● Source extract
____________________

Although the past five years have been economically difficult for most Mexicans, our artisans, artists and business people in general have managed to turn a tough situation into a creative money-making opportunity. Taking pride in their time-honored crafts, Mexico's traditional artisans are uniting to present their wares to the world community. In so doing, they are shaping new markets and grabbing international headlines with their proven products.
Américas Magazine, published by the Organization of American States, features an eight-page article on potters from Tonalá, Jalisco in their new August edition. Molding a Vital Identity, by Trudy Balch (with some fantastic photographs by our friend Michael Forbes, co-publisher of the weekly English newspaper The Guadalajara Colony Reporter), looks at how families are preserving traditional techniques while attempting to attract international markets.
Mundo Artesanal, published in Guadalajara, Jalisco by Soraya López and Pablo Koloffon, is a brand new bilingual publication dedicated to helping Mexican artisans sell their products to international buyers. The catalog lists addresses of many small and medium-sized studios based in the states of Jalisco and Michoacan, along with photos and descriptions of products offered.
The newest issue of Art & Antiques Magazine looks at possible legal problems one may face in attempting to export colonial folk art and antiques from Mexico. (Be sure to look for more on exporting our favorite items-- art, antiques and folk art from Mexico in issue eight of El antiQuario Magazine.) Their advice, "Buy from a reputable dealer. He may be deceived too, but he'll make good on it."
The July issue of National Geographic examines how a purple dye used for coloring traditional hand-made textiles from Oaxaca, Michoacan, Colima and Jalisco is achieved from a rare sea mollusk.
The cause of this recent flurry of articles and publications on Mexican hand crafts and folk art is due, in part, to the fact that traditional artisans are joining forces to create positive ways to improve the professional climate in this country. Artisans have traditionally been considered members of Mexico's lower class. Often being from rural areas with little or no access to broader markets and lacking in formal education, many of these creative craftsmen are taking matters into their own hands to improve their situation.
A group of Jalisco craftsmen decided that the best way to change things would to be by working as a team. In 1996, they held the first annual artisans expo in Guadalajara, Jalisco-- TlaquepArte (See page 47 for more on this event). Now in its third year, this show draws in buyers from all corners of the world. The event has also inspired the creation of several similar trade show in Guadalajara and other parts of Mexico dedicated to the display and sale of popular arts.

____________________

● Supplied records
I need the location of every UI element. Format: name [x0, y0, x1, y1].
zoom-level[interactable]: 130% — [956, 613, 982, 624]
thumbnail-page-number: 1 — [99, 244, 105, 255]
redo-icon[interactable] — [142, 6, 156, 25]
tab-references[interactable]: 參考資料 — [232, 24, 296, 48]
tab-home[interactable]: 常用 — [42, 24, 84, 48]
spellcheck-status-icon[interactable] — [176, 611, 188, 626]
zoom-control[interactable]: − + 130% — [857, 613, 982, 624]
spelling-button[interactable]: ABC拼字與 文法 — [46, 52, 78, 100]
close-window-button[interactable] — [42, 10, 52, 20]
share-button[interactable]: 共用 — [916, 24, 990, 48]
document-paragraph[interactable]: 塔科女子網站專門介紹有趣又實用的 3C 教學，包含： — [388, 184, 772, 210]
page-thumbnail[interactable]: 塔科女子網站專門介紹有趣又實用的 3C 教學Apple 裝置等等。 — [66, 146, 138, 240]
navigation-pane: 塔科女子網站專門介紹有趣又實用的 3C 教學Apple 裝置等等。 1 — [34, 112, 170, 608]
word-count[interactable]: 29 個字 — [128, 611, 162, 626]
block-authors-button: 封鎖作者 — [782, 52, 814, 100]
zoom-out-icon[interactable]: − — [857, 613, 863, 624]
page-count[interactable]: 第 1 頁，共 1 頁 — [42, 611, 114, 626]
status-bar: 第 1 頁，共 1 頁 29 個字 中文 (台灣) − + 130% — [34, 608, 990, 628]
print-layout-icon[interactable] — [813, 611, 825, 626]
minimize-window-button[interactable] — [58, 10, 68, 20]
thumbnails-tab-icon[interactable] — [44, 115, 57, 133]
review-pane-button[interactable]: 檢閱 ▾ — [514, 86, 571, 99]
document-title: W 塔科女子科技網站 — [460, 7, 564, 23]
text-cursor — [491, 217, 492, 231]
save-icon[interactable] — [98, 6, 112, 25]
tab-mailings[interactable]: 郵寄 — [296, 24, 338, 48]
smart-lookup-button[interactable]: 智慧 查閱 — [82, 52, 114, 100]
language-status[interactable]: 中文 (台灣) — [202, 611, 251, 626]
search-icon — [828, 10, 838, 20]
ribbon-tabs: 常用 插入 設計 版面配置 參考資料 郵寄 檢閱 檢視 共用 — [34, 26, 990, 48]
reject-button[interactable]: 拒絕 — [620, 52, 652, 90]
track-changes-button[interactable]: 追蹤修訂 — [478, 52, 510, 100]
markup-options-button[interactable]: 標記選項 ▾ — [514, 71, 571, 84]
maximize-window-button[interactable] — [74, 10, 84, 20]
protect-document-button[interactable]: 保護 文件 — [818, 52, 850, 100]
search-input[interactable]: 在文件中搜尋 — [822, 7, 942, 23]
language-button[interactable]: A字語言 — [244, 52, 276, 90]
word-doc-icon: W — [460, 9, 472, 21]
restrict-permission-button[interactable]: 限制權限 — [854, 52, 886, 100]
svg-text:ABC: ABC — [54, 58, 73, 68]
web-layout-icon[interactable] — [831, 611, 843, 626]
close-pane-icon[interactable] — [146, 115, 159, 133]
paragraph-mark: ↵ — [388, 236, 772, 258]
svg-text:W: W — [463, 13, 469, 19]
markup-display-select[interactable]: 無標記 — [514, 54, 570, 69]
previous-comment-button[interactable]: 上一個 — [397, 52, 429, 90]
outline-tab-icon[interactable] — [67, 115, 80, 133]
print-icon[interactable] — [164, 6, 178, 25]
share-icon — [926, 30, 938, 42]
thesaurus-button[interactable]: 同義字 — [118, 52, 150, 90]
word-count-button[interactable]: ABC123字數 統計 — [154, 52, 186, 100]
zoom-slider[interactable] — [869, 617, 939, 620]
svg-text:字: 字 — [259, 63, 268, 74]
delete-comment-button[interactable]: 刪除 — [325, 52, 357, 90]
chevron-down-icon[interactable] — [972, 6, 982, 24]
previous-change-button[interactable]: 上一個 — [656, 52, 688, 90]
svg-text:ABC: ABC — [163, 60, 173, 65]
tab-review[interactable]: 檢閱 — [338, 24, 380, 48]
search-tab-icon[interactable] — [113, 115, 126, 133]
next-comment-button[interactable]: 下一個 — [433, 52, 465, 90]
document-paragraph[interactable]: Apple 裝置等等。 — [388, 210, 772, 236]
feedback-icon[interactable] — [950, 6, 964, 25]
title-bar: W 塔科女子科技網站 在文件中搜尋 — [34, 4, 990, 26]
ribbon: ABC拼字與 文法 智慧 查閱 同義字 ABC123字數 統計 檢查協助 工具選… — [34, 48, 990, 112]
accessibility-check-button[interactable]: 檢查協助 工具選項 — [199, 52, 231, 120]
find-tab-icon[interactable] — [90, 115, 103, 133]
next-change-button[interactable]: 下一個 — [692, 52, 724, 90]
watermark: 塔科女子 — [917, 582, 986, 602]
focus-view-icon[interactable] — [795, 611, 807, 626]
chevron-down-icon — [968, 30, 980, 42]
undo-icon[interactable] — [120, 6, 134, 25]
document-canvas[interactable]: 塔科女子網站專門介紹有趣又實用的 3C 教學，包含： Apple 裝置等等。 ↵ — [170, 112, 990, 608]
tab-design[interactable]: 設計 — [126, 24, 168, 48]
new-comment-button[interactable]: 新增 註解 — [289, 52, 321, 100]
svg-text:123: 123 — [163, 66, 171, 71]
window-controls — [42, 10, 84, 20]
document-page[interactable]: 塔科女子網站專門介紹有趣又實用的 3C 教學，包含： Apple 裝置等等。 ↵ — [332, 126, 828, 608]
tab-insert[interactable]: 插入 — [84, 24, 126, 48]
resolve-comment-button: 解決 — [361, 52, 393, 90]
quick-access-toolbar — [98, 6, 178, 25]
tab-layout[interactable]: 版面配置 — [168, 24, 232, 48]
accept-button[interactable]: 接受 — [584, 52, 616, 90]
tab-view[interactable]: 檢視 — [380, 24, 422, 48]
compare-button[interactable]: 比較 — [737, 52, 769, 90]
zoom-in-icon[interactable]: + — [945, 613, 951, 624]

____________________

● Activity list
(1) Answer these questions from the article on Mexican crafts:
(a) Which organization publishes Américas Magazine?
(b) In what year was the first TlaquepArte expo held?
(c) Which issue of National Geographic examines the purple dye?
(2) Return the passage of the article on Mexican crafts starting at "The July issue" and ending at "rare sea mollusk.".
(3) Does each statement agree with the article on Mexican crafts? Answer yes or no, and quote the words that decide it.
(a) Mundo Artesanal is published in Guadalajara.
(b) The Américas Magazine article on the Tonalá potters runs twelve pages.
(c) Artisans have traditionally been considered members of Mexico's upper class.
The records are separate material, unrelated to the article on Mexican crafts.

● Exercise results
(1)
(a) The Organization of American States.
(b) 1996.
(c) The July issue.

(2)
The July issue of National Geographic examines how a purple dye used for coloring traditional hand-made textiles from Oaxaca, Michoacan, Colima and Jalisco is achieved from a rare sea mollusk.

(3)
(a) Yes: "Mundo Artesanal, published in Guadalajara, Jalisco by Soraya López and Pablo Koloffon"
(b) No: "features an eight-page article on potters from Tonalá, Jalisco"
(c) No: "Artisans have traditionally been considered members of Mexico's lower class."